Copy the data precisely, keeping every character.

* begin Data shown *

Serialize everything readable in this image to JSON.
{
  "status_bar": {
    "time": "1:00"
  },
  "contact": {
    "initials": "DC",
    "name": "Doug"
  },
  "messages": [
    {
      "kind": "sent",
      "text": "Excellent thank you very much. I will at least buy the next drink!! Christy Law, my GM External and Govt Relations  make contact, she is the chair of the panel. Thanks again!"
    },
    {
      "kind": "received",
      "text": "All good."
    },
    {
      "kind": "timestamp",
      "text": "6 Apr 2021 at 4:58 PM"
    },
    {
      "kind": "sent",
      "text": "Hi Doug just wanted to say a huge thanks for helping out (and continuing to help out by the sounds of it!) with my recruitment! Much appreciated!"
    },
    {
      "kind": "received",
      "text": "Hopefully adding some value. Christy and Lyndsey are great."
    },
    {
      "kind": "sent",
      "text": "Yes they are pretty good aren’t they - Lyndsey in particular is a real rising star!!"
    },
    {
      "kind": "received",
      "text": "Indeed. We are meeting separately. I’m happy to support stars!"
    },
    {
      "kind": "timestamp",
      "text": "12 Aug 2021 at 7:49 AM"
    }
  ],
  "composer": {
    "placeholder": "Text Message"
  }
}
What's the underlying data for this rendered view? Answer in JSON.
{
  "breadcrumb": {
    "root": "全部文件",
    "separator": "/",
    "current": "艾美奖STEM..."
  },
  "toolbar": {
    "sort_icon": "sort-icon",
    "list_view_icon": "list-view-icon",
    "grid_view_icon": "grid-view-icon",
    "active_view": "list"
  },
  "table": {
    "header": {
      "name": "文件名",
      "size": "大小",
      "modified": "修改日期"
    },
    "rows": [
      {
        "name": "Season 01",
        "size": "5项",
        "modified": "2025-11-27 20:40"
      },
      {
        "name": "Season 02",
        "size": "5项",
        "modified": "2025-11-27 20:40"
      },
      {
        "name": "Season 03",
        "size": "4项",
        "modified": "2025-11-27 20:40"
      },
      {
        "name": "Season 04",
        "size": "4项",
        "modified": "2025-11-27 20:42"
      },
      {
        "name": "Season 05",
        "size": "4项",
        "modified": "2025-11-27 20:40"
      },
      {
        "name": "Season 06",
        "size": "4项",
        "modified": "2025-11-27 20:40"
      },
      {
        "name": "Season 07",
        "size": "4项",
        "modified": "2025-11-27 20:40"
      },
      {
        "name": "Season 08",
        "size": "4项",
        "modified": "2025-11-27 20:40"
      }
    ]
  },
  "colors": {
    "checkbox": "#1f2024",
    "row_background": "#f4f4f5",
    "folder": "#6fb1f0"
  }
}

* end Data shown *

Exercise response:
Serialize everything readable in this image to JSON.
{
  "status_bar": {
    "time": "1:00"
  },
  "contact": {
    "initials": "DC",
    "name": "Doug"
  },
  "messages": [
    {
      "kind": "sent",
      "text": "Excellent thank you very much. I will at least buy the next drink!! Christy Law, my GM External and Govt Relations  make contact, she is the chair of the panel. Thanks again!"
    },
    {
      "kind": "received",
      "text": "All good."
    },
    {
      "kind": "timestamp",
      "text": "6 Apr 2021 at 4:58 PM"
    },
    {
      "kind": "sent",
      "text": "Hi Doug just wanted to say a huge thanks for helping out (and continuing to help out by the sounds of it!) with my recruitment! Much appreciated!"
    },
    {
      "kind": "received",
      "text": "Hopefully adding some value. Christy and Lyndsey are great."
    },
    {
      "kind": "sent",
      "text": "Yes they are pretty good aren’t they - Lyndsey in particular is a real rising star!!"
    },
    {
      "kind": "received",
      "text": "Indeed. We are meeting separately. I’m happy to support stars!"
    },
    {
      "kind": "timestamp",
      "text": "12 Aug 2021 at 7:49 AM"
    }
  ],
  "composer": {
    "placeholder": "Text Message"
  }
}
What's the underlying data for this rendered view? Answer in JSON.
{
  "breadcrumb": {
    "root": "全部文件",
    "separator": "/",
    "current": "艾美奖STEM..."
  },
  "toolbar": {
    "sort_icon": "sort-icon",
    "list_view_icon": "list-view-icon",
    "grid_view_icon": "grid-view-icon",
    "active_view": "list"
  },
  "table": {
    "header": {
      "name": "文件名",
      "size": "大小",
      "modified": "修改日期"
    },
    "rows": [
      {
        "name": "Season 01",
        "size": "5项",
        "modified": "2025-11-27 20:40"
      },
      {
        "name": "Season 02",
        "size": "5项",
        "modified": "2025-11-27 20:40"
      },
      {
        "name": "Season 03",
        "size": "4项",
        "modified": "2025-11-27 20:40"
      },
      {
        "name": "Season 04",
        "size": "4项",
        "modified": "2025-11-27 20:42"
      },
      {
        "name": "Season 05",
        "size": "4项",
        "modified": "2025-11-27 20:40"
      },
      {
        "name": "Season 06",
        "size": "4项",
        "modified": "2025-11-27 20:40"
      },
      {
        "name": "Season 07",
        "size": "4项",
        "modified": "2025-11-27 20:40"
      },
      {
        "name": "Season 08",
        "size": "4项",
        "modified": "2025-11-27 20:40"
      }
    ]
  },
  "colors": {
    "checkbox": "#1f2024",
    "row_background": "#f4f4f5",
    "folder": "#6fb1f0"
  }
}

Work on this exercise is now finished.